*PROBLEM TO SOLVE*. Tell how many lines contain the word "Suet". Reply with the number only.

*Saved entries*.
====
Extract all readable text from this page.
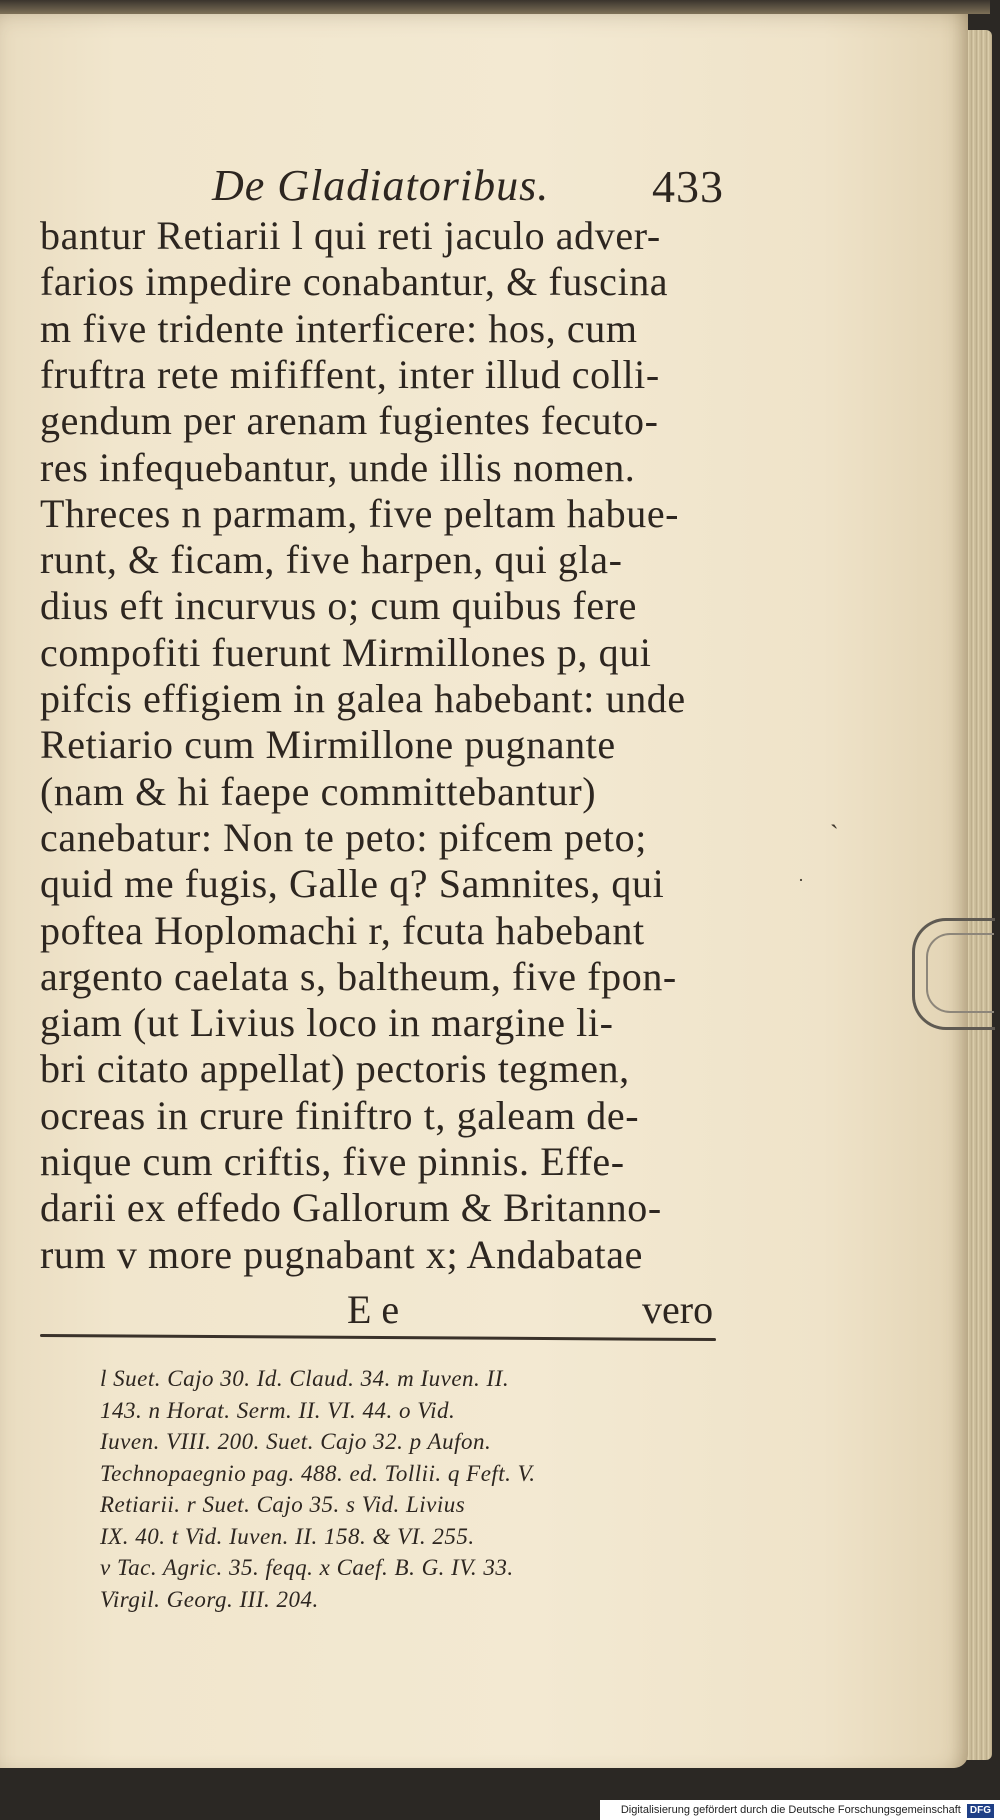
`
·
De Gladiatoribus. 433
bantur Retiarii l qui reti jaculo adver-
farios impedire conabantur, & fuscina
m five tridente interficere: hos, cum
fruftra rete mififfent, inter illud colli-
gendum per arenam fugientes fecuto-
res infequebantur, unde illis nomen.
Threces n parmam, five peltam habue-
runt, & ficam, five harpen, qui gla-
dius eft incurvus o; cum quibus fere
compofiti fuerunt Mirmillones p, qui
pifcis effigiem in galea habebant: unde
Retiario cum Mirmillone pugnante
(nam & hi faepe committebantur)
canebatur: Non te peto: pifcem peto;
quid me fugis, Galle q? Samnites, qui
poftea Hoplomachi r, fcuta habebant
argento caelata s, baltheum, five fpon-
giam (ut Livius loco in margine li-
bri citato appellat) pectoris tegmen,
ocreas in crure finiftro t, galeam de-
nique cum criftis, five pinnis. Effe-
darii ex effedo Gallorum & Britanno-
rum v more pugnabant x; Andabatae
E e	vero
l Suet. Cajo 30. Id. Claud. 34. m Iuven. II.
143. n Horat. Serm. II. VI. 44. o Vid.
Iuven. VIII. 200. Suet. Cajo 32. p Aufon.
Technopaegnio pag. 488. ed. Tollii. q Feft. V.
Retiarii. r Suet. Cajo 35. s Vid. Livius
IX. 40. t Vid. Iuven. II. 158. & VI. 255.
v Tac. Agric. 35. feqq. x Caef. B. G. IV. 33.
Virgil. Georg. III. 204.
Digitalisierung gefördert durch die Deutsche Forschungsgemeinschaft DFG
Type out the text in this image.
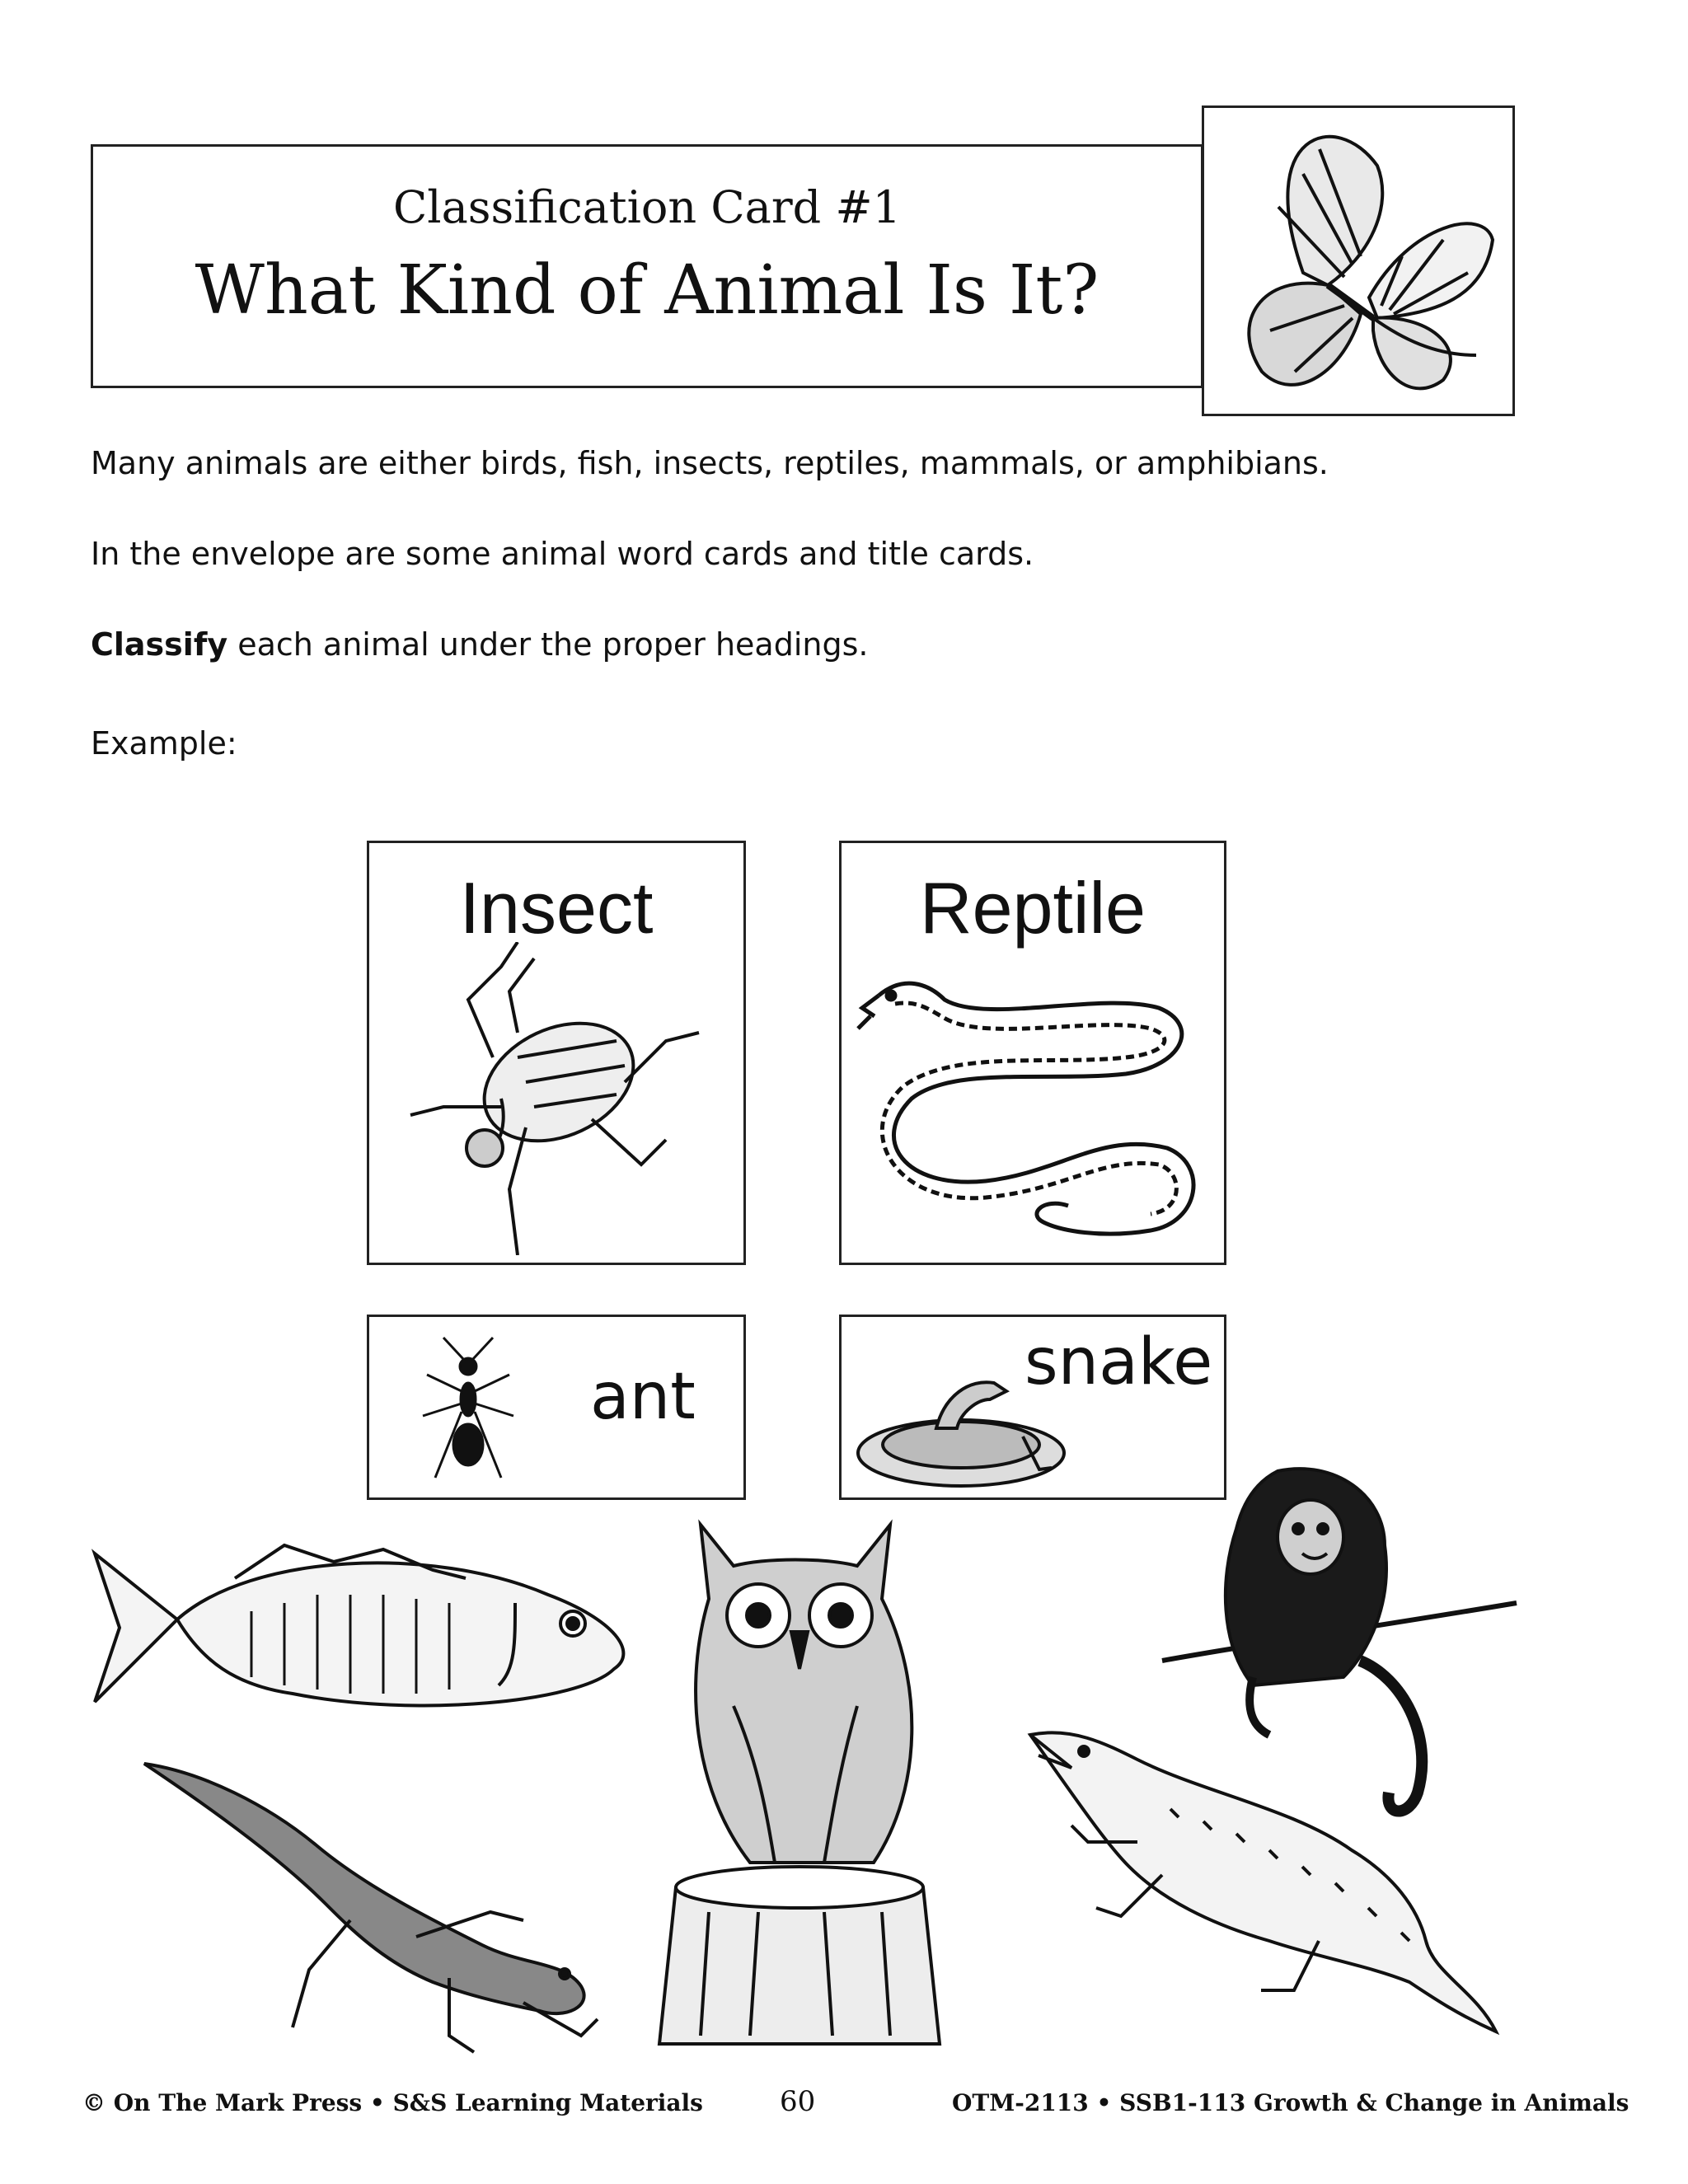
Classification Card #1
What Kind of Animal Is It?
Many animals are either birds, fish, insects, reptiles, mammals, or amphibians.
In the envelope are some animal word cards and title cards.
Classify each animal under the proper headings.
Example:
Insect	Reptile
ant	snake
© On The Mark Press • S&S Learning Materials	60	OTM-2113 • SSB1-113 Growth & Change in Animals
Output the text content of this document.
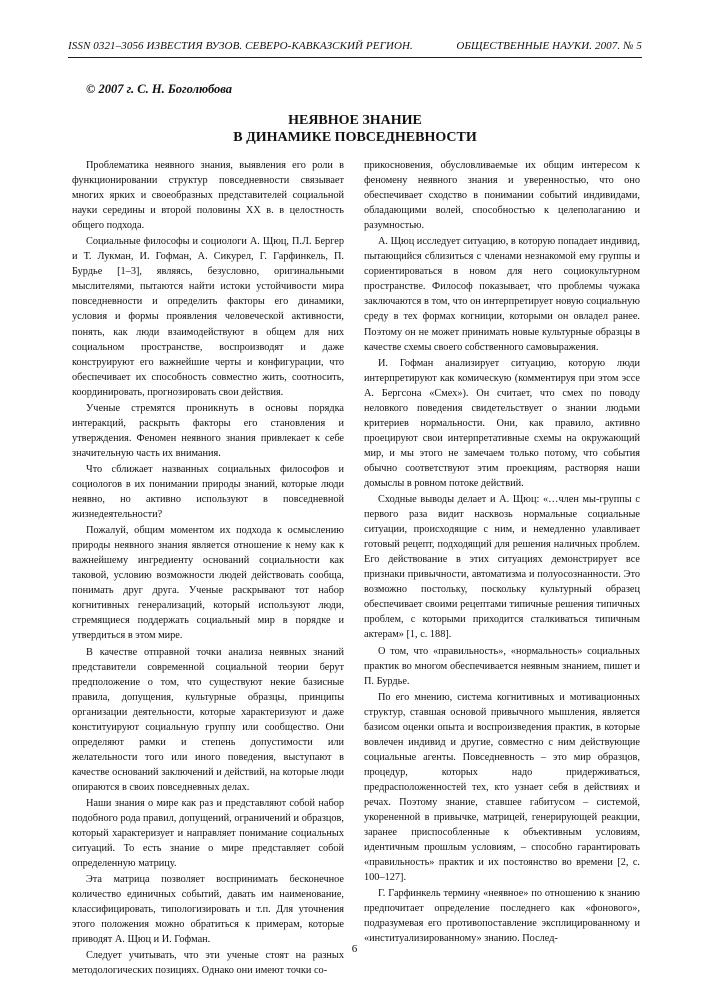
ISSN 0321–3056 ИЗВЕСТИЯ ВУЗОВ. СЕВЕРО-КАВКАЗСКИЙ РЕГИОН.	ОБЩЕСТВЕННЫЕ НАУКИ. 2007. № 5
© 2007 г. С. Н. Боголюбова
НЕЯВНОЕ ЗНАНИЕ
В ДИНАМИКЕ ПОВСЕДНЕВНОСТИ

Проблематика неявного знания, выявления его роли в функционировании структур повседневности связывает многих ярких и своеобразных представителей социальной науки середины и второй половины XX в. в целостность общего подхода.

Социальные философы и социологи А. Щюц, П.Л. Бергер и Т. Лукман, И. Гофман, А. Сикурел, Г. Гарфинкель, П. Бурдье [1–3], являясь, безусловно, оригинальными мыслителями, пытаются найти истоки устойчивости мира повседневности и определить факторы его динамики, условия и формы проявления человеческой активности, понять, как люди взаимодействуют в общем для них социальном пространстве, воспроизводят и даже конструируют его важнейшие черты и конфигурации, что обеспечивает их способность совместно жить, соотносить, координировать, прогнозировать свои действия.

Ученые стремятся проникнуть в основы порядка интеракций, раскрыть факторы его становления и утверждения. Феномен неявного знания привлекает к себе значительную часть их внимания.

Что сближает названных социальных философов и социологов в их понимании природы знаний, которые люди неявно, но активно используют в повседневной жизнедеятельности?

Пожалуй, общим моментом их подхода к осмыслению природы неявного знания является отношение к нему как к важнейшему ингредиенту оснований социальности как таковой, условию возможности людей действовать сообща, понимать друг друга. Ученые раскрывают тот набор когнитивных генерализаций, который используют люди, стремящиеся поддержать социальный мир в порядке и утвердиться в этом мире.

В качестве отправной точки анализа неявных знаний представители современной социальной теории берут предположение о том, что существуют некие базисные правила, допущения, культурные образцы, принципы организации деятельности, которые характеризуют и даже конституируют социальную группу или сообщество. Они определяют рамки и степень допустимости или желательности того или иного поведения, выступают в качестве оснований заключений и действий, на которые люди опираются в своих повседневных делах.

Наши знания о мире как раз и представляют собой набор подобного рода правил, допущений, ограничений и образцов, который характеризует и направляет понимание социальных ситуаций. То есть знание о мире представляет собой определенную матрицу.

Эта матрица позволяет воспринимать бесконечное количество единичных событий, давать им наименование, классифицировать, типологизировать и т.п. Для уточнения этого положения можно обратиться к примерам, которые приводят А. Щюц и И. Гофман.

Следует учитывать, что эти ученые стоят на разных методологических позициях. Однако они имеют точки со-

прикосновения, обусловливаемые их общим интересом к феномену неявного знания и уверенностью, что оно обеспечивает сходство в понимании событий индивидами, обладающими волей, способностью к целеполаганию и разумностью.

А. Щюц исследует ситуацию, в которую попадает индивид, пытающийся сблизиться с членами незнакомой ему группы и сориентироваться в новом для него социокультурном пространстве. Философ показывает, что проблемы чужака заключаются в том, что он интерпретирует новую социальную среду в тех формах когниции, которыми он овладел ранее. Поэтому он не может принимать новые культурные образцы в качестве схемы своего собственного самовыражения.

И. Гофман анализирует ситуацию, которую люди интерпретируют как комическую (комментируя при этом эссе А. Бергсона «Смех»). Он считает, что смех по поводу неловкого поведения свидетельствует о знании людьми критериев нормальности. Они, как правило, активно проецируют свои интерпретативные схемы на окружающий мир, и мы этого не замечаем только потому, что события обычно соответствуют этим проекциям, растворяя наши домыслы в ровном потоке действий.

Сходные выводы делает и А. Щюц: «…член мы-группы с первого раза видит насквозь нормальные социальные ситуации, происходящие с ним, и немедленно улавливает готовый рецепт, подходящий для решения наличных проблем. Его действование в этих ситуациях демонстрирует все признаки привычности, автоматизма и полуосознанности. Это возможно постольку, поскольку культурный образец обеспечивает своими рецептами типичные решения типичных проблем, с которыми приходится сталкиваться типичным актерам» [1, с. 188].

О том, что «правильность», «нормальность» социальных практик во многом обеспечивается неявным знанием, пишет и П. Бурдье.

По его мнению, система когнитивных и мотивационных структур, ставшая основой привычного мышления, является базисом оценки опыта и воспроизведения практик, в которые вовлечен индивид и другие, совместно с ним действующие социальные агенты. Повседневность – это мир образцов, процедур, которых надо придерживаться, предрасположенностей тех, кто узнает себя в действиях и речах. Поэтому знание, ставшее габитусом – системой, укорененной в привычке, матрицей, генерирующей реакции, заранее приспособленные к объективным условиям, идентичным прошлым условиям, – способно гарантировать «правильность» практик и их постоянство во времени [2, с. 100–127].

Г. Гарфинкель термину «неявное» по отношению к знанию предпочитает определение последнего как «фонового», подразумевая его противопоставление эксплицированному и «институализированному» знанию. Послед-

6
====
*RESPONSE FOR THIS EXERCISE*. 3